[Stored data entries]
☆ ☆ ☆ ☆ ☆ ☆ ☆

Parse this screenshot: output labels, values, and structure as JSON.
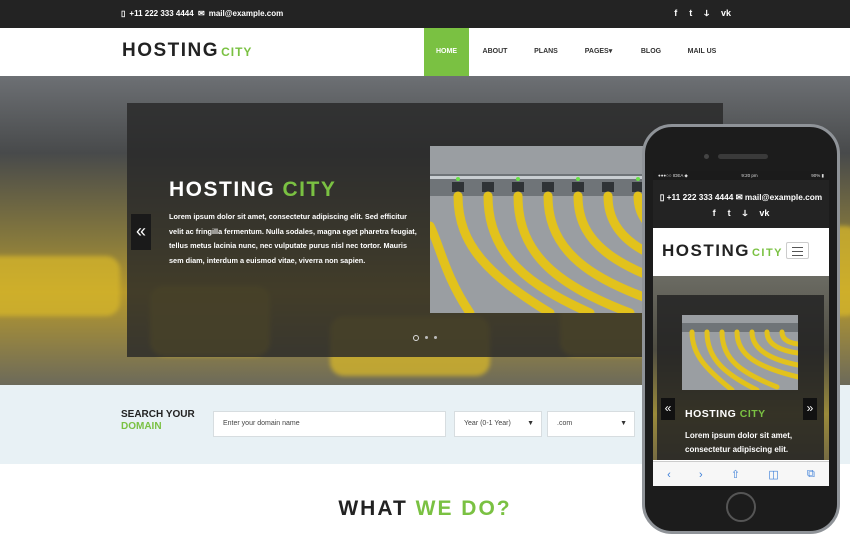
{
  "topbar": {
    "phone_icon": "phone-icon",
    "phone": "+11 222 333 4444",
    "mail_icon": "envelope-icon",
    "email": "mail@example.com",
    "social": [
      "facebook-icon",
      "twitter-icon",
      "rss-icon",
      "vk-icon"
    ]
  },
  "logo": {
    "main": "HOSTING",
    "accent": "CITY"
  },
  "nav": {
    "items": [
      {
        "label": "HOME",
        "active": true
      },
      {
        "label": "ABOUT"
      },
      {
        "label": "PLANS"
      },
      {
        "label": "PAGES▾"
      },
      {
        "label": "BLOG"
      },
      {
        "label": "MAIL US"
      }
    ]
  },
  "slider": {
    "title_main": "HOSTING",
    "title_accent": "CITY",
    "text": "Lorem ipsum dolor sit amet, consectetur adipiscing elit. Sed efficitur velit ac fringilla fermentum. Nulla sodales, magna eget pharetra feugiat, tellus metus lacinia nunc, nec vulputate purus nisl nec tortor. Mauris sem diam, interdum a euismod vitae, viverra non sapien.",
    "prev_label": "«",
    "dots": 3
  },
  "search": {
    "label_line1": "SEARCH YOUR",
    "label_line2": "DOMAIN",
    "domain_placeholder": "Enter your domain name",
    "year_value": "Year (0-1 Year)",
    "tld_value": ".com"
  },
  "section": {
    "title_main": "WHAT",
    "title_accent": "WE DO?"
  },
  "phone": {
    "status_left": "●●●○○ IDEA ◆",
    "time": "9:20 pm",
    "battery": "90% ▮",
    "phone": "+11 222 333 4444",
    "email": "mail@example.com",
    "logo_main": "HOSTING",
    "logo_accent": "CITY",
    "slide_title_main": "HOSTING",
    "slide_title_accent": "CITY",
    "slide_text": "Lorem ipsum dolor sit amet, consectetur adipiscing elit. Sed efficitur",
    "prev_label": "«",
    "next_label": "»",
    "toolbar": [
      "back-icon",
      "forward-icon",
      "share-icon",
      "bookmarks-icon",
      "tabs-icon"
    ]
  },
  "colors": {
    "accent": "#7ac142",
    "dark": "#232323",
    "search_bg": "#e8f1f5"
  }
}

☆ ☆ ☆ ☆ ☆ ☆ ☆

● Set task
Copy out every line in the listing where the word "elit" appears.

● Result of this exercise
    "text": "Lorem ipsum dolor sit amet, consectetur adipiscing elit. Sed efficitur velit ac fringilla fermentum. Nulla sodales, magna eget pharetra feugiat, tellus metus lacinia nunc, nec vulputate purus nisl nec tortor. Mauris sem diam, interdum a euismod vitae, viverra non sapien.",
    "slide_text": "Lorem ipsum dolor sit amet, consectetur adipiscing elit. Sed efficitur",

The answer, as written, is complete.